EXERCISE PROMPT: Return each entry exactly, with none missing.

STORED DATA:
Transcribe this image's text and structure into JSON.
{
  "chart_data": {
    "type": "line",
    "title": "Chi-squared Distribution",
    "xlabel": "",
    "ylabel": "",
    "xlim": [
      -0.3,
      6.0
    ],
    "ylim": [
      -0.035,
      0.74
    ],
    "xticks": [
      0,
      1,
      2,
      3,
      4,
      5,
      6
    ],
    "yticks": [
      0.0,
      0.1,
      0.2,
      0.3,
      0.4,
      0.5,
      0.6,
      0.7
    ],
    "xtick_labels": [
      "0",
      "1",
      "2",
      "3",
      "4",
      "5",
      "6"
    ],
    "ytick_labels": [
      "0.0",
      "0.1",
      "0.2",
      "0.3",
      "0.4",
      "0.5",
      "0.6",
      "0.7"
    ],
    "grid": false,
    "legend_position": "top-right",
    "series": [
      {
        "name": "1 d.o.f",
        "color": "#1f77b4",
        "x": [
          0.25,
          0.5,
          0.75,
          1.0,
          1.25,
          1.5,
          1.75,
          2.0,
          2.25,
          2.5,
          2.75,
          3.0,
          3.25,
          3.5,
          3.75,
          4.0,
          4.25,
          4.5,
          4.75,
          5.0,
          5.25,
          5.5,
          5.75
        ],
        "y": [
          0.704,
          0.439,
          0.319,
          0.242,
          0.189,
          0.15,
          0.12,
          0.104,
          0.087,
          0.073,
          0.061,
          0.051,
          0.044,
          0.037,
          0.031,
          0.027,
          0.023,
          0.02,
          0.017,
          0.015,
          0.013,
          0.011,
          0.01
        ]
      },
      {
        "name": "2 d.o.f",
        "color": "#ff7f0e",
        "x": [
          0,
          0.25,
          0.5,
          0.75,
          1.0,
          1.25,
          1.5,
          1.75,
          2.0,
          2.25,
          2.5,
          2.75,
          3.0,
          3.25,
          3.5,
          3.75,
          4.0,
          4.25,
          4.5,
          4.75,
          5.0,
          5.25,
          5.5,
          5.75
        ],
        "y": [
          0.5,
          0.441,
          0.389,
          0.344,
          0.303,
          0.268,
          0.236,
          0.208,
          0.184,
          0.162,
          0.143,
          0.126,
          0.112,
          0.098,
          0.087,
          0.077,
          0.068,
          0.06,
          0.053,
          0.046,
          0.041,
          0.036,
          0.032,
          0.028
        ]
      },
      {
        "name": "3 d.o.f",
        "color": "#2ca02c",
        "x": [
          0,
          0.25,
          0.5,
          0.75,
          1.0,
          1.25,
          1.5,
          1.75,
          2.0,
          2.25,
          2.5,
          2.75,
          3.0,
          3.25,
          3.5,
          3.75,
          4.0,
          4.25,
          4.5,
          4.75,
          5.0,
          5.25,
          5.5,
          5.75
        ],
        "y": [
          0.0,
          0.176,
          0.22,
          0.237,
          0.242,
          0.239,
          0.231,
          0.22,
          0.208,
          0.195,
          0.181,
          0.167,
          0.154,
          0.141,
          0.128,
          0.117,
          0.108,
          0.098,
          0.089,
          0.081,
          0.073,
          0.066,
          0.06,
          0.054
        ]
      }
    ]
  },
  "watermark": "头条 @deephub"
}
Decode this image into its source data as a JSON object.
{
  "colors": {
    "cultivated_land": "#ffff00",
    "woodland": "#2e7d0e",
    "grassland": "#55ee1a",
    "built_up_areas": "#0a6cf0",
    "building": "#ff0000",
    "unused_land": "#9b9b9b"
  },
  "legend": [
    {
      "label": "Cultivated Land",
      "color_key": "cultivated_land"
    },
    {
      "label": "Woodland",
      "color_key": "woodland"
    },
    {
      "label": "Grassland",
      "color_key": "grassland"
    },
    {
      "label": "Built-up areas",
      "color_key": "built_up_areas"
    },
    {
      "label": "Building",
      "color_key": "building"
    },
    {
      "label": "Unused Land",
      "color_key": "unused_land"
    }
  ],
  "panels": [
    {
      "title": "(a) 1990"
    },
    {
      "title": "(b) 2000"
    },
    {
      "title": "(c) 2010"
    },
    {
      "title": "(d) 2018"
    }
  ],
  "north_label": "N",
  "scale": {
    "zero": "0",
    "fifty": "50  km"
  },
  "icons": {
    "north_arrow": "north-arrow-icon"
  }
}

COMPLETED TASK:
Transcribe this image's text and structure into JSON.
{
  "chart_data": {
    "type": "line",
    "title": "Chi-squared Distribution",
    "xlabel": "",
    "ylabel": "",
    "xlim": [
      -0.3,
      6.0
    ],
    "ylim": [
      -0.035,
      0.74
    ],
    "xticks": [
      0,
      1,
      2,
      3,
      4,
      5,
      6
    ],
    "yticks": [
      0.0,
      0.1,
      0.2,
      0.3,
      0.4,
      0.5,
      0.6,
      0.7
    ],
    "xtick_labels": [
      "0",
      "1",
      "2",
      "3",
      "4",
      "5",
      "6"
    ],
    "ytick_labels": [
      "0.0",
      "0.1",
      "0.2",
      "0.3",
      "0.4",
      "0.5",
      "0.6",
      "0.7"
    ],
    "grid": false,
    "legend_position": "top-right",
    "series": [
      {
        "name": "1 d.o.f",
        "color": "#1f77b4",
        "x": [
          0.25,
          0.5,
          0.75,
          1.0,
          1.25,
          1.5,
          1.75,
          2.0,
          2.25,
          2.5,
          2.75,
          3.0,
          3.25,
          3.5,
          3.75,
          4.0,
          4.25,
          4.5,
          4.75,
          5.0,
          5.25,
          5.5,
          5.75
        ],
        "y": [
          0.704,
          0.439,
          0.319,
          0.242,
          0.189,
          0.15,
          0.12,
          0.104,
          0.087,
          0.073,
          0.061,
          0.051,
          0.044,
          0.037,
          0.031,
          0.027,
          0.023,
          0.02,
          0.017,
          0.015,
          0.013,
          0.011,
          0.01
        ]
      },
      {
        "name": "2 d.o.f",
        "color": "#ff7f0e",
        "x": [
          0,
          0.25,
          0.5,
          0.75,
          1.0,
          1.25,
          1.5,
          1.75,
          2.0,
          2.25,
          2.5,
          2.75,
          3.0,
          3.25,
          3.5,
          3.75,
          4.0,
          4.25,
          4.5,
          4.75,
          5.0,
          5.25,
          5.5,
          5.75
        ],
        "y": [
          0.5,
          0.441,
          0.389,
          0.344,
          0.303,
          0.268,
          0.236,
          0.208,
          0.184,
          0.162,
          0.143,
          0.126,
          0.112,
          0.098,
          0.087,
          0.077,
          0.068,
          0.06,
          0.053,
          0.046,
          0.041,
          0.036,
          0.032,
          0.028
        ]
      },
      {
        "name": "3 d.o.f",
        "color": "#2ca02c",
        "x": [
          0,
          0.25,
          0.5,
          0.75,
          1.0,
          1.25,
          1.5,
          1.75,
          2.0,
          2.25,
          2.5,
          2.75,
          3.0,
          3.25,
          3.5,
          3.75,
          4.0,
          4.25,
          4.5,
          4.75,
          5.0,
          5.25,
          5.5,
          5.75
        ],
        "y": [
          0.0,
          0.176,
          0.22,
          0.237,
          0.242,
          0.239,
          0.231,
          0.22,
          0.208,
          0.195,
          0.181,
          0.167,
          0.154,
          0.141,
          0.128,
          0.117,
          0.108,
          0.098,
          0.089,
          0.081,
          0.073,
          0.066,
          0.06,
          0.054
        ]
      }
    ]
  },
  "watermark": "头条 @deephub"
}
Decode this image into its source data as a JSON object.
{
  "colors": {
    "cultivated_land": "#ffff00",
    "woodland": "#2e7d0e",
    "grassland": "#55ee1a",
    "built_up_areas": "#0a6cf0",
    "building": "#ff0000",
    "unused_land": "#9b9b9b"
  },
  "legend": [
    {
      "label": "Cultivated Land",
      "color_key": "cultivated_land"
    },
    {
      "label": "Woodland",
      "color_key": "woodland"
    },
    {
      "label": "Grassland",
      "color_key": "grassland"
    },
    {
      "label": "Built-up areas",
      "color_key": "built_up_areas"
    },
    {
      "label": "Building",
      "color_key": "building"
    },
    {
      "label": "Unused Land",
      "color_key": "unused_land"
    }
  ],
  "panels": [
    {
      "title": "(a) 1990"
    },
    {
      "title": "(b) 2000"
    },
    {
      "title": "(c) 2010"
    },
    {
      "title": "(d) 2018"
    }
  ],
  "north_label": "N",
  "scale": {
    "zero": "0",
    "fifty": "50  km"
  },
  "icons": {
    "north_arrow": "north-arrow-icon"
  }
}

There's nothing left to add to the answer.